[A block of data]
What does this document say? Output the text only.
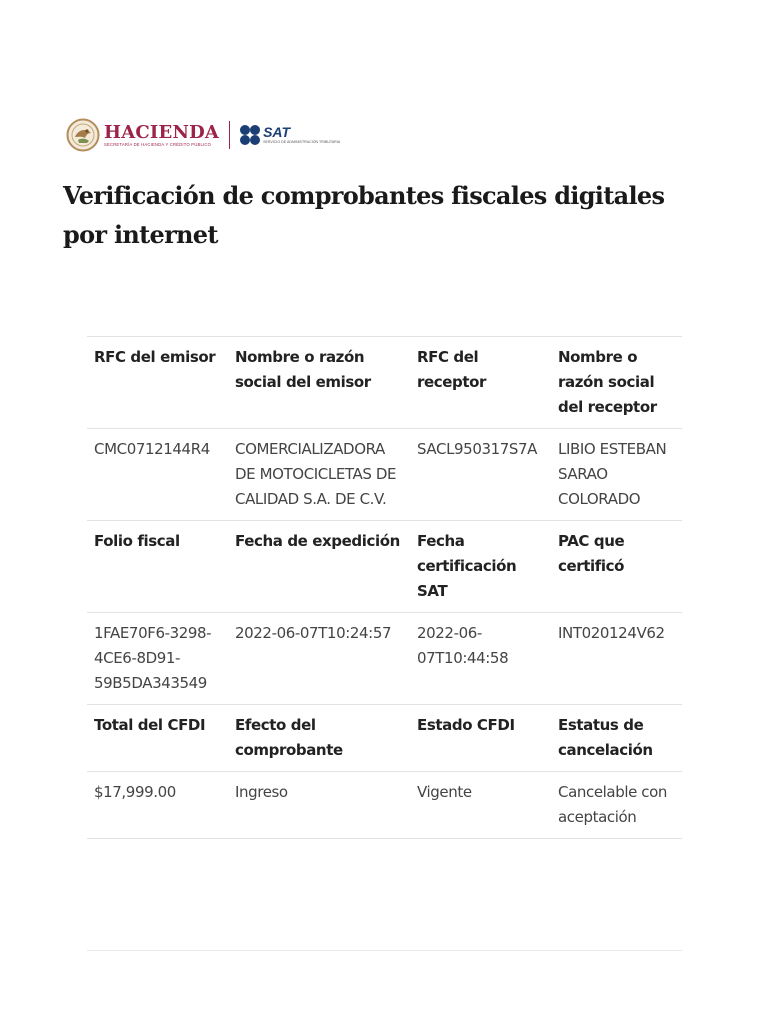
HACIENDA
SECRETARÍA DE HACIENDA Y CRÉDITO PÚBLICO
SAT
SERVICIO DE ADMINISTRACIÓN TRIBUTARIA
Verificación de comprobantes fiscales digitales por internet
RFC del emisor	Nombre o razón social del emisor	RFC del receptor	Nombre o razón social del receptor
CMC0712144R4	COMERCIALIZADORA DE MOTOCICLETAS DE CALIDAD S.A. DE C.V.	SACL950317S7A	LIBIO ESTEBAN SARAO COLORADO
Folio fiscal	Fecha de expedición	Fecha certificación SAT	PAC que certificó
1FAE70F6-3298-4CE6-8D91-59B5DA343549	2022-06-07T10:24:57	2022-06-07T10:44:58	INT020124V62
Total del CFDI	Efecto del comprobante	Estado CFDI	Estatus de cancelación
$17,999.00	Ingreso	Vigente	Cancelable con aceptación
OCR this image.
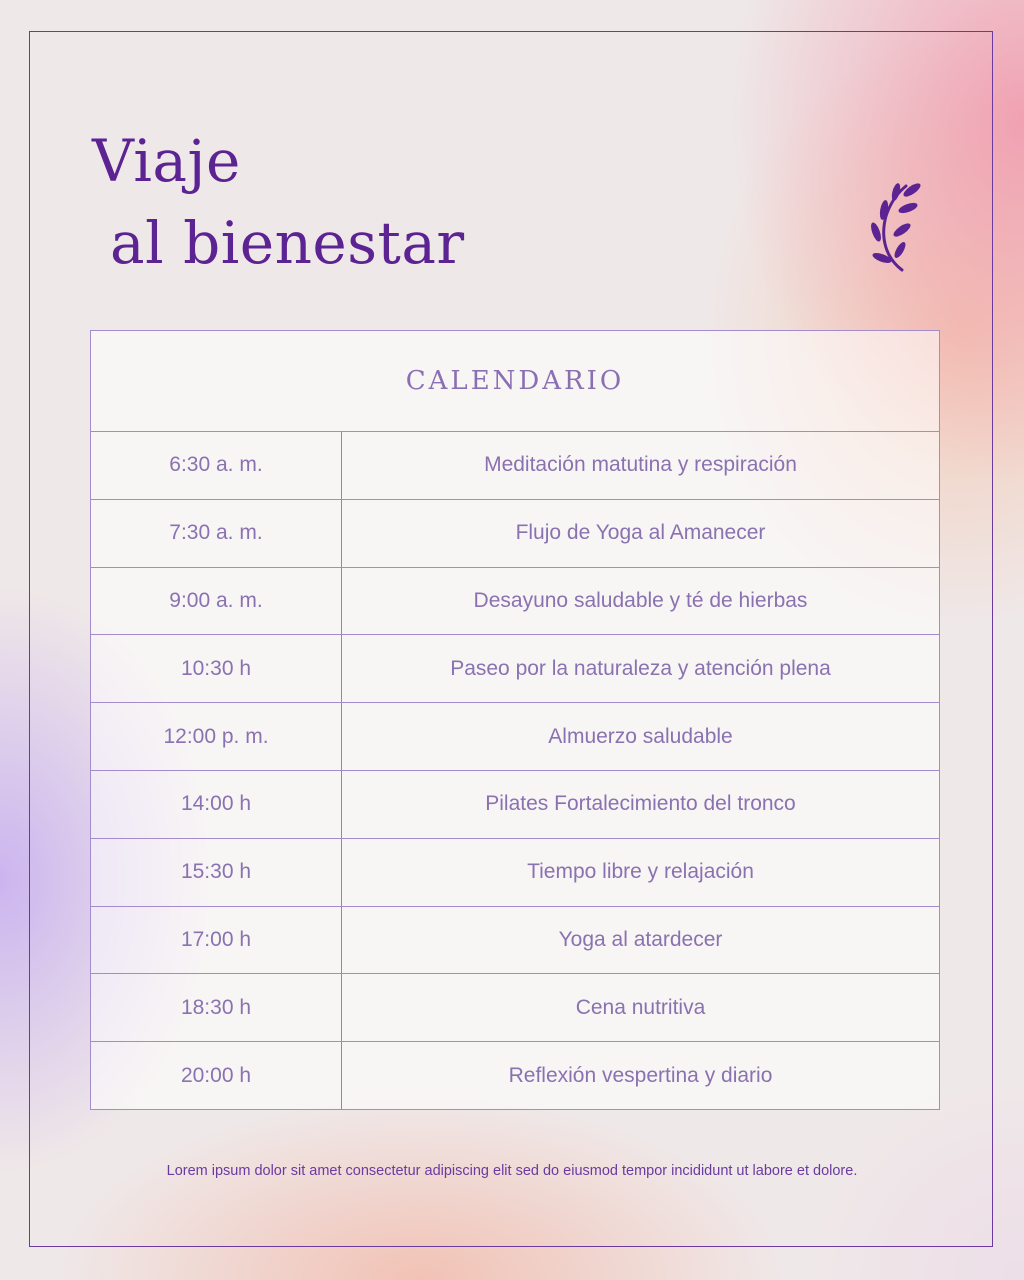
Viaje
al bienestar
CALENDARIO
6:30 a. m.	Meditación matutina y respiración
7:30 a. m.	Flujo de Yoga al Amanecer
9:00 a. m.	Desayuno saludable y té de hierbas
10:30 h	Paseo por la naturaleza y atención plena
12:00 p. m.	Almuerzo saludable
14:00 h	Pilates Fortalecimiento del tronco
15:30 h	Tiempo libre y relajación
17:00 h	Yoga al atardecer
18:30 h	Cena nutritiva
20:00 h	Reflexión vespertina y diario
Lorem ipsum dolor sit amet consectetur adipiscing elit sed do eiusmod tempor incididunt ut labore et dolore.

▸ **Your goal**
From the entries above, output every line exactly and omit any image.

▸ **Task result**
What does this document say? Output the text only.
HACIENDA
SECRETARÍA DE HACIENDA Y CRÉDITO PÚBLICO
SAT
SERVICIO DE ADMINISTRACIÓN TRIBUTARIA
Verificación de comprobantes fiscales digitales por internet
RFC del emisor	Nombre o razón social del emisor	RFC del receptor	Nombre o razón social del receptor
CMC0712144R4	COMERCIALIZADORA DE MOTOCICLETAS DE CALIDAD S.A. DE C.V.	SACL950317S7A	LIBIO ESTEBAN SARAO COLORADO
Folio fiscal	Fecha de expedición	Fecha certificación SAT	PAC que certificó
1FAE70F6-3298-4CE6-8D91-59B5DA343549	2022-06-07T10:24:57	2022-06-07T10:44:58	INT020124V62
Total del CFDI	Efecto del comprobante	Estado CFDI	Estatus de cancelación
$17,999.00	Ingreso	Vigente	Cancelable con aceptación
OCR this image.
Viaje
al bienestar
CALENDARIO
6:30 a. m.	Meditación matutina y respiración
7:30 a. m.	Flujo de Yoga al Amanecer
9:00 a. m.	Desayuno saludable y té de hierbas
10:30 h	Paseo por la naturaleza y atención plena
12:00 p. m.	Almuerzo saludable
14:00 h	Pilates Fortalecimiento del tronco
15:30 h	Tiempo libre y relajación
17:00 h	Yoga al atardecer
18:30 h	Cena nutritiva
20:00 h	Reflexión vespertina y diario
Lorem ipsum dolor sit amet consectetur adipiscing elit sed do eiusmod tempor incididunt ut labore et dolore.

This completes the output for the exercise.